Collected data entries
┏━━

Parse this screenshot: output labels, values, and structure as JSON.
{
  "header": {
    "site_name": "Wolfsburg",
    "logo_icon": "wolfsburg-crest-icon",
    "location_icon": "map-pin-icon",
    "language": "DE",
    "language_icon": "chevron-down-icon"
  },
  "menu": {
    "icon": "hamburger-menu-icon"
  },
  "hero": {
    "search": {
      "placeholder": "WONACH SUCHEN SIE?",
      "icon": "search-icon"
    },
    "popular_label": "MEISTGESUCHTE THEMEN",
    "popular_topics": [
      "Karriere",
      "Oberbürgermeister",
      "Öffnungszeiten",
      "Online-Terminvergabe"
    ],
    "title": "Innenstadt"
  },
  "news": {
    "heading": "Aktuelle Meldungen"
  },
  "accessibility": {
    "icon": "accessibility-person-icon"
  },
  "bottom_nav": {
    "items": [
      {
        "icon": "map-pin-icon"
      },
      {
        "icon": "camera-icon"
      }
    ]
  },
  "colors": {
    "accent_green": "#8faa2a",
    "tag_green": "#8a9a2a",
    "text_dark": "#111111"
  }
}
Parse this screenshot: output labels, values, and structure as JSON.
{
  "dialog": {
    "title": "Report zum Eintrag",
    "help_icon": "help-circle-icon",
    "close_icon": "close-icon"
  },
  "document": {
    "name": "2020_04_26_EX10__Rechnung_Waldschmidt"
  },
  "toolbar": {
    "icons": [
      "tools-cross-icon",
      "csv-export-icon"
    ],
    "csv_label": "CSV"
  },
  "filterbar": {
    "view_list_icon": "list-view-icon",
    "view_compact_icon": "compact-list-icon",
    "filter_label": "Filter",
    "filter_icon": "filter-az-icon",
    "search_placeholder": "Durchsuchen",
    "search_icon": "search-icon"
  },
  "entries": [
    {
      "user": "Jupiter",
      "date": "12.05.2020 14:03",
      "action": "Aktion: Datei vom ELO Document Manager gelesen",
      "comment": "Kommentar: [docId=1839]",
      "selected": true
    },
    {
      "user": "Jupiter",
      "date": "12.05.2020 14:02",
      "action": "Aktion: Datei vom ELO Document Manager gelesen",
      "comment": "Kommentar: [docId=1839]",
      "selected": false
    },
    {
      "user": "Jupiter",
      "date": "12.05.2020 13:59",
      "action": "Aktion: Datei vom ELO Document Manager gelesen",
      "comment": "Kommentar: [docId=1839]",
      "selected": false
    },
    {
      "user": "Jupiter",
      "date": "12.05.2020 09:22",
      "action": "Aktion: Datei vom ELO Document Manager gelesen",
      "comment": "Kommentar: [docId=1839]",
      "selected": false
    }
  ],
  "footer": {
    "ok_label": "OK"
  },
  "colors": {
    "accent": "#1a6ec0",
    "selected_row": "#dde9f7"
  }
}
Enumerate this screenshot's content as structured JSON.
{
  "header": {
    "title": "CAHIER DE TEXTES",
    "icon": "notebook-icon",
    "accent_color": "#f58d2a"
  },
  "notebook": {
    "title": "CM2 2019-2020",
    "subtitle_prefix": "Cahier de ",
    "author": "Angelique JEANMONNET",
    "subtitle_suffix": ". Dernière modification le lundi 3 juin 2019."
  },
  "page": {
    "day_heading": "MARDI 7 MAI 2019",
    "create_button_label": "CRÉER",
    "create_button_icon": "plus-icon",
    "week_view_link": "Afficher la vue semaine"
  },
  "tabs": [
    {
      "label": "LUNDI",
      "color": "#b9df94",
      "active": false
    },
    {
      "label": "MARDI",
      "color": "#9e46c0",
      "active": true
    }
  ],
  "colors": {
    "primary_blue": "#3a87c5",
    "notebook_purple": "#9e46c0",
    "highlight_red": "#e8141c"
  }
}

┗━━

→ **THE TASK**: All of the entries need to be reproduced exactly; please write them out.

→ **RESULT OF THE EXERCISE**:
Parse this screenshot: output labels, values, and structure as JSON.
{
  "header": {
    "site_name": "Wolfsburg",
    "logo_icon": "wolfsburg-crest-icon",
    "location_icon": "map-pin-icon",
    "language": "DE",
    "language_icon": "chevron-down-icon"
  },
  "menu": {
    "icon": "hamburger-menu-icon"
  },
  "hero": {
    "search": {
      "placeholder": "WONACH SUCHEN SIE?",
      "icon": "search-icon"
    },
    "popular_label": "MEISTGESUCHTE THEMEN",
    "popular_topics": [
      "Karriere",
      "Oberbürgermeister",
      "Öffnungszeiten",
      "Online-Terminvergabe"
    ],
    "title": "Innenstadt"
  },
  "news": {
    "heading": "Aktuelle Meldungen"
  },
  "accessibility": {
    "icon": "accessibility-person-icon"
  },
  "bottom_nav": {
    "items": [
      {
        "icon": "map-pin-icon"
      },
      {
        "icon": "camera-icon"
      }
    ]
  },
  "colors": {
    "accent_green": "#8faa2a",
    "tag_green": "#8a9a2a",
    "text_dark": "#111111"
  }
}
Parse this screenshot: output labels, values, and structure as JSON.
{
  "dialog": {
    "title": "Report zum Eintrag",
    "help_icon": "help-circle-icon",
    "close_icon": "close-icon"
  },
  "document": {
    "name": "2020_04_26_EX10__Rechnung_Waldschmidt"
  },
  "toolbar": {
    "icons": [
      "tools-cross-icon",
      "csv-export-icon"
    ],
    "csv_label": "CSV"
  },
  "filterbar": {
    "view_list_icon": "list-view-icon",
    "view_compact_icon": "compact-list-icon",
    "filter_label": "Filter",
    "filter_icon": "filter-az-icon",
    "search_placeholder": "Durchsuchen",
    "search_icon": "search-icon"
  },
  "entries": [
    {
      "user": "Jupiter",
      "date": "12.05.2020 14:03",
      "action": "Aktion: Datei vom ELO Document Manager gelesen",
      "comment": "Kommentar: [docId=1839]",
      "selected": true
    },
    {
      "user": "Jupiter",
      "date": "12.05.2020 14:02",
      "action": "Aktion: Datei vom ELO Document Manager gelesen",
      "comment": "Kommentar: [docId=1839]",
      "selected": false
    },
    {
      "user": "Jupiter",
      "date": "12.05.2020 13:59",
      "action": "Aktion: Datei vom ELO Document Manager gelesen",
      "comment": "Kommentar: [docId=1839]",
      "selected": false
    },
    {
      "user": "Jupiter",
      "date": "12.05.2020 09:22",
      "action": "Aktion: Datei vom ELO Document Manager gelesen",
      "comment": "Kommentar: [docId=1839]",
      "selected": false
    }
  ],
  "footer": {
    "ok_label": "OK"
  },
  "colors": {
    "accent": "#1a6ec0",
    "selected_row": "#dde9f7"
  }
}
Enumerate this screenshot's content as structured JSON.
{
  "header": {
    "title": "CAHIER DE TEXTES",
    "icon": "notebook-icon",
    "accent_color": "#f58d2a"
  },
  "notebook": {
    "title": "CM2 2019-2020",
    "subtitle_prefix": "Cahier de ",
    "author": "Angelique JEANMONNET",
    "subtitle_suffix": ". Dernière modification le lundi 3 juin 2019."
  },
  "page": {
    "day_heading": "MARDI 7 MAI 2019",
    "create_button_label": "CRÉER",
    "create_button_icon": "plus-icon",
    "week_view_link": "Afficher la vue semaine"
  },
  "tabs": [
    {
      "label": "LUNDI",
      "color": "#b9df94",
      "active": false
    },
    {
      "label": "MARDI",
      "color": "#9e46c0",
      "active": true
    }
  ],
  "colors": {
    "primary_blue": "#3a87c5",
    "notebook_purple": "#9e46c0",
    "highlight_red": "#e8141c"
  }
}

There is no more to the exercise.